* [EXERCISE PROMPT]
Write out the entire listing below exactly, with the pictures left out.

[Stored entries]

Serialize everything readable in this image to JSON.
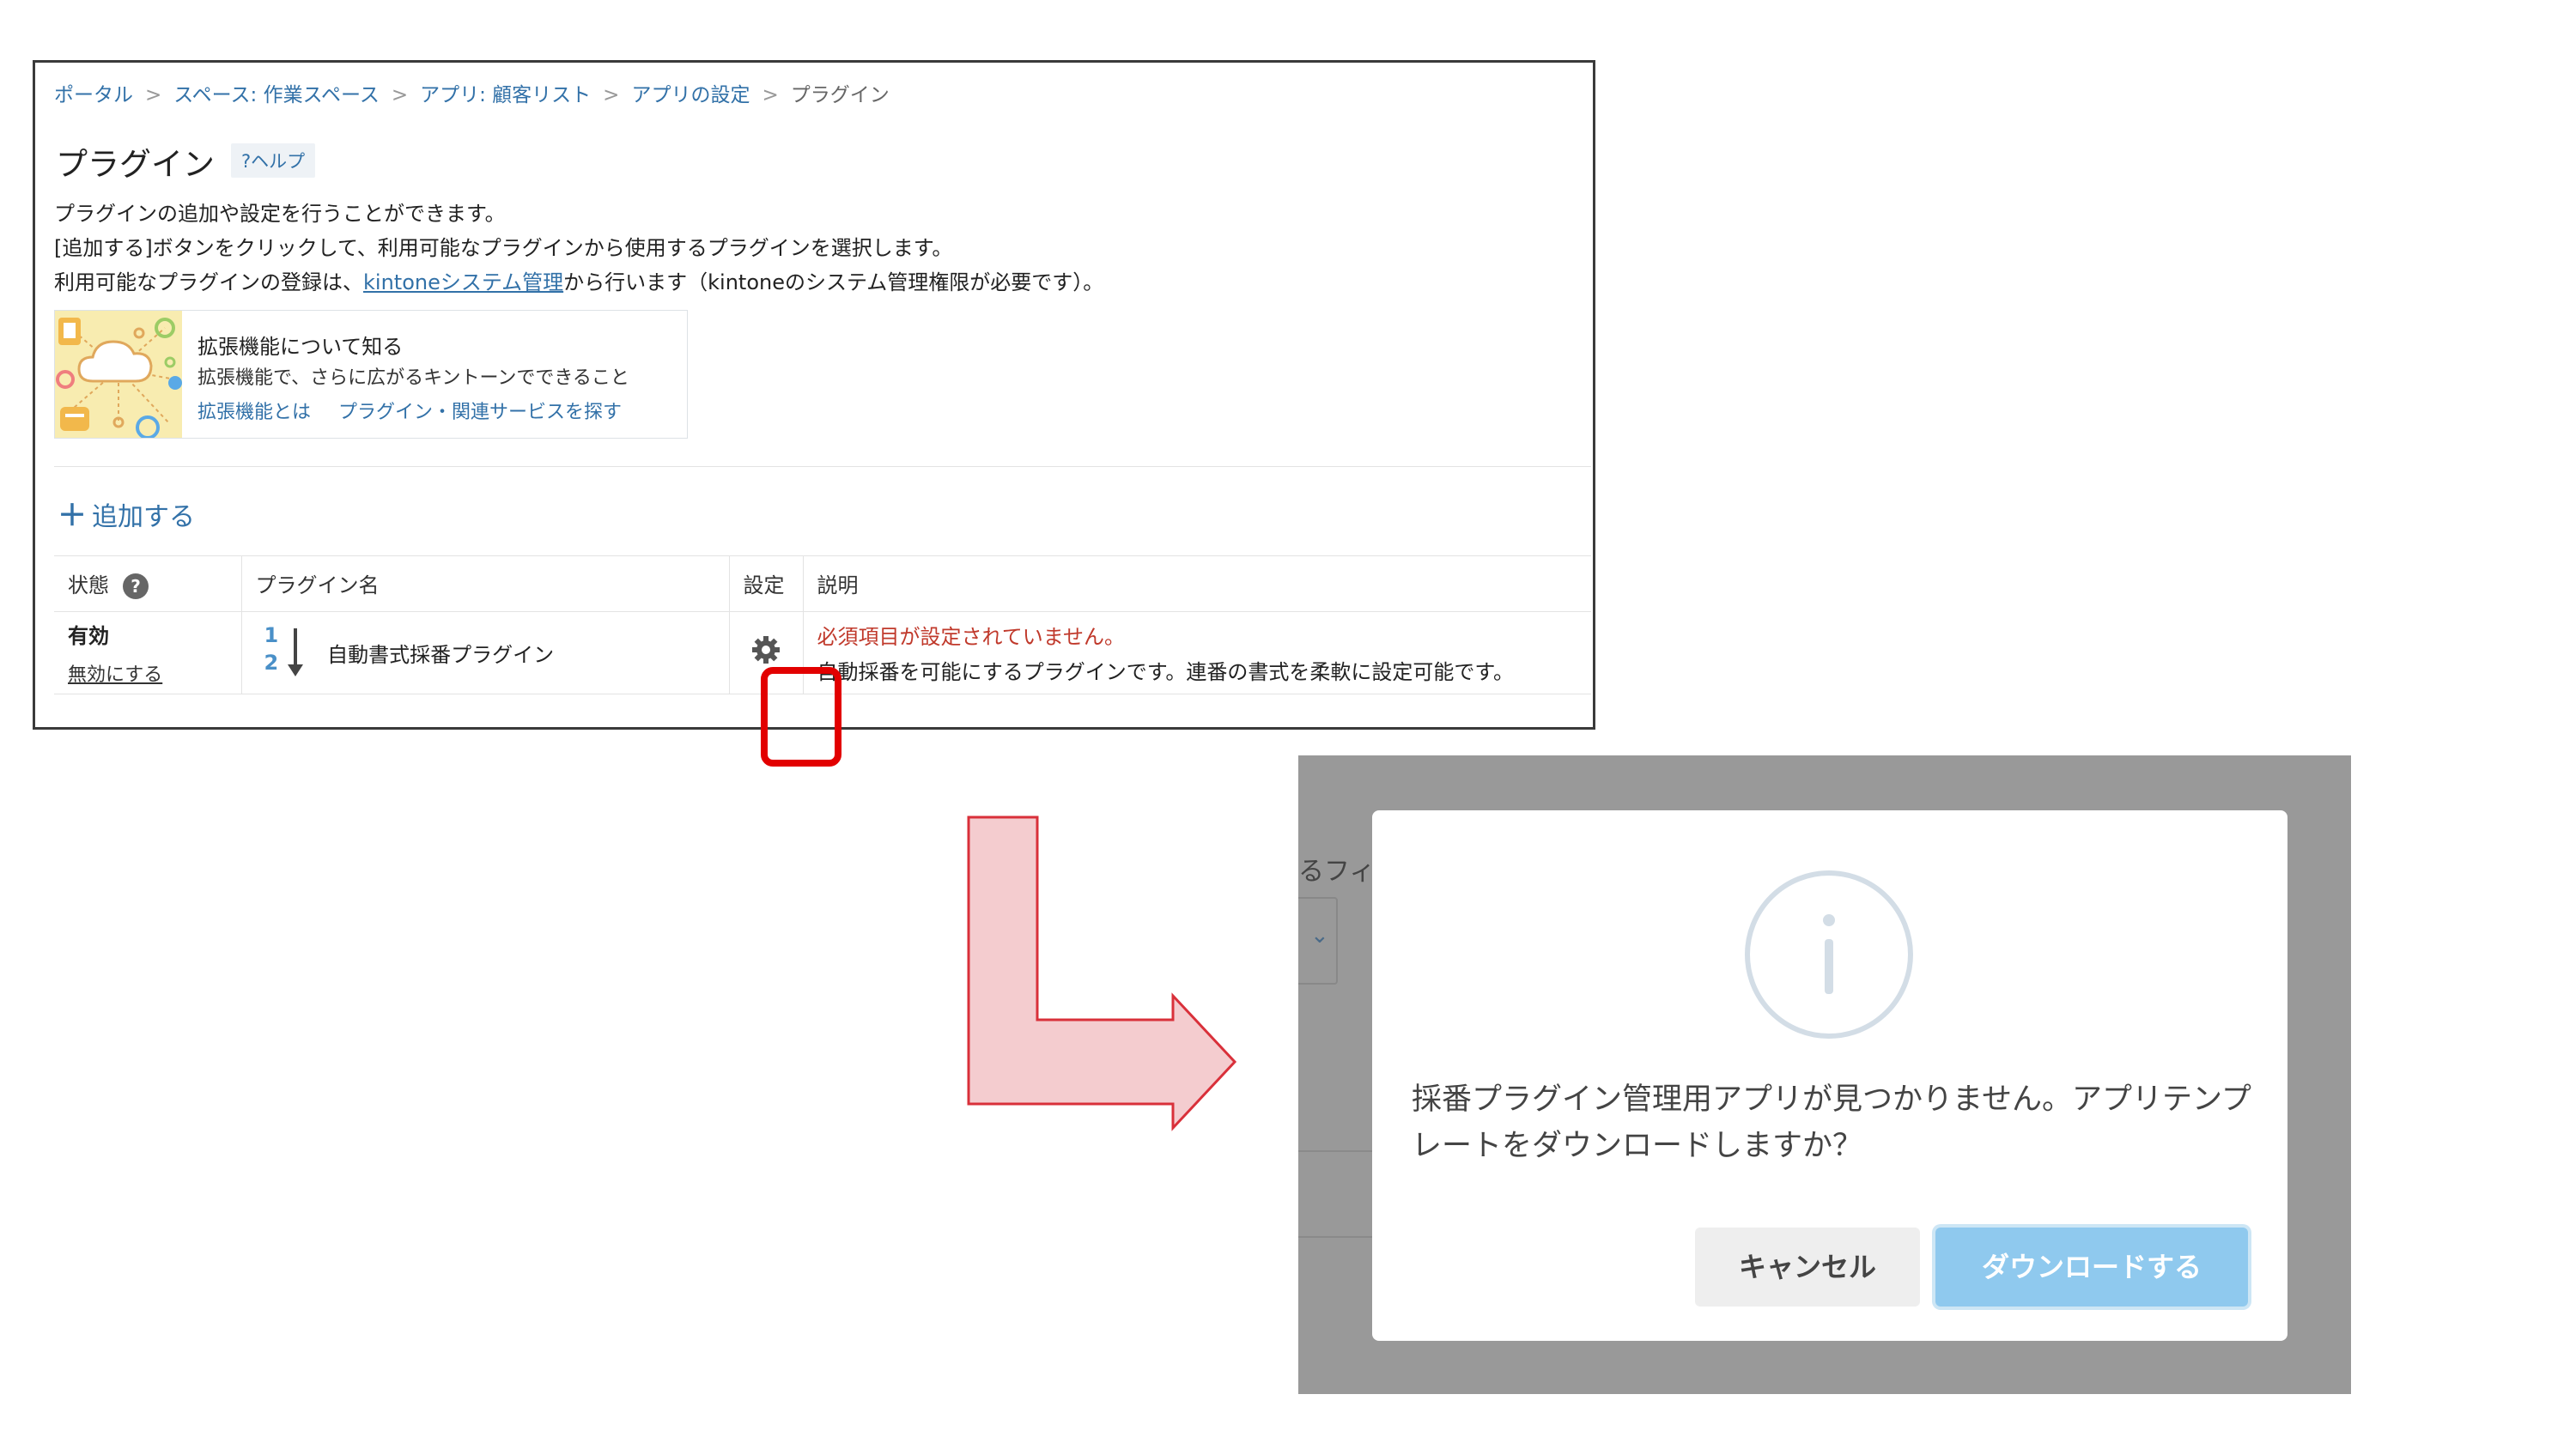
{
  "panel": {
    "breadcrumb": [
      "ポータル",
      "スペース: 作業スペース",
      "アプリ: 顧客リスト",
      "アプリの設定",
      "プラグイン"
    ],
    "breadcrumb_sep": ">",
    "title": "プラグイン",
    "help": "?ヘルプ",
    "desc_line1": "プラグインの追加や設定を行うことができます。",
    "desc_line2": "[追加する]ボタンをクリックして、利用可能なプラグインから使用するプラグインを選択します。",
    "desc_line3_pre": "利用可能なプラグインの登録は、",
    "desc_line3_link": "kintoneシステム管理",
    "desc_line3_post": "から行います（kintoneのシステム管理権限が必要です）。",
    "ext_card": {
      "title": "拡張機能について知る",
      "subtitle": "拡張機能で、さらに広がるキントーンでできること",
      "link1": "拡張機能とは",
      "link2": "プラグイン・関連サービスを探す"
    },
    "add_label": "追加する",
    "table": {
      "headers": {
        "status": "状態",
        "name": "プラグイン名",
        "settings": "設定",
        "description": "説明"
      },
      "rows": [
        {
          "status": "有効",
          "disable": "無効にする",
          "icon_top": "1",
          "icon_bottom": "2",
          "name": "自動書式採番プラグイン",
          "warning": "必須項目が設定されていません。",
          "description": "自動採番を可能にするプラグインです。連番の書式を柔軟に設定可能です。"
        }
      ]
    }
  },
  "dialog": {
    "background_text": "るフィー",
    "message": "採番プラグイン管理用アプリが見つかりません。アプリテンプレートをダウンロードしますか？",
    "cancel": "キャンセル",
    "download": "ダウンロードする",
    "icon": "info-icon"
  },
  "colors": {
    "link": "#3271a8",
    "warning": "#c0392b",
    "highlight": "#e20000",
    "arrow_fill": "#f4cccf",
    "arrow_stroke": "#d9303a",
    "overlay": "#999999",
    "primary_button": "#8fc9ee"
  }
}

* [THE SOLUTION]
Serialize everything readable in this image to JSON.
{
  "panel": {
    "breadcrumb": [
      "ポータル",
      "スペース: 作業スペース",
      "アプリ: 顧客リスト",
      "アプリの設定",
      "プラグイン"
    ],
    "breadcrumb_sep": ">",
    "title": "プラグイン",
    "help": "?ヘルプ",
    "desc_line1": "プラグインの追加や設定を行うことができます。",
    "desc_line2": "[追加する]ボタンをクリックして、利用可能なプラグインから使用するプラグインを選択します。",
    "desc_line3_pre": "利用可能なプラグインの登録は、",
    "desc_line3_link": "kintoneシステム管理",
    "desc_line3_post": "から行います（kintoneのシステム管理権限が必要です）。",
    "ext_card": {
      "title": "拡張機能について知る",
      "subtitle": "拡張機能で、さらに広がるキントーンでできること",
      "link1": "拡張機能とは",
      "link2": "プラグイン・関連サービスを探す"
    },
    "add_label": "追加する",
    "table": {
      "headers": {
        "status": "状態",
        "name": "プラグイン名",
        "settings": "設定",
        "description": "説明"
      },
      "rows": [
        {
          "status": "有効",
          "disable": "無効にする",
          "icon_top": "1",
          "icon_bottom": "2",
          "name": "自動書式採番プラグイン",
          "warning": "必須項目が設定されていません。",
          "description": "自動採番を可能にするプラグインです。連番の書式を柔軟に設定可能です。"
        }
      ]
    }
  },
  "dialog": {
    "background_text": "るフィー",
    "message": "採番プラグイン管理用アプリが見つかりません。アプリテンプレートをダウンロードしますか？",
    "cancel": "キャンセル",
    "download": "ダウンロードする",
    "icon": "info-icon"
  },
  "colors": {
    "link": "#3271a8",
    "warning": "#c0392b",
    "highlight": "#e20000",
    "arrow_fill": "#f4cccf",
    "arrow_stroke": "#d9303a",
    "overlay": "#999999",
    "primary_button": "#8fc9ee"
  }
}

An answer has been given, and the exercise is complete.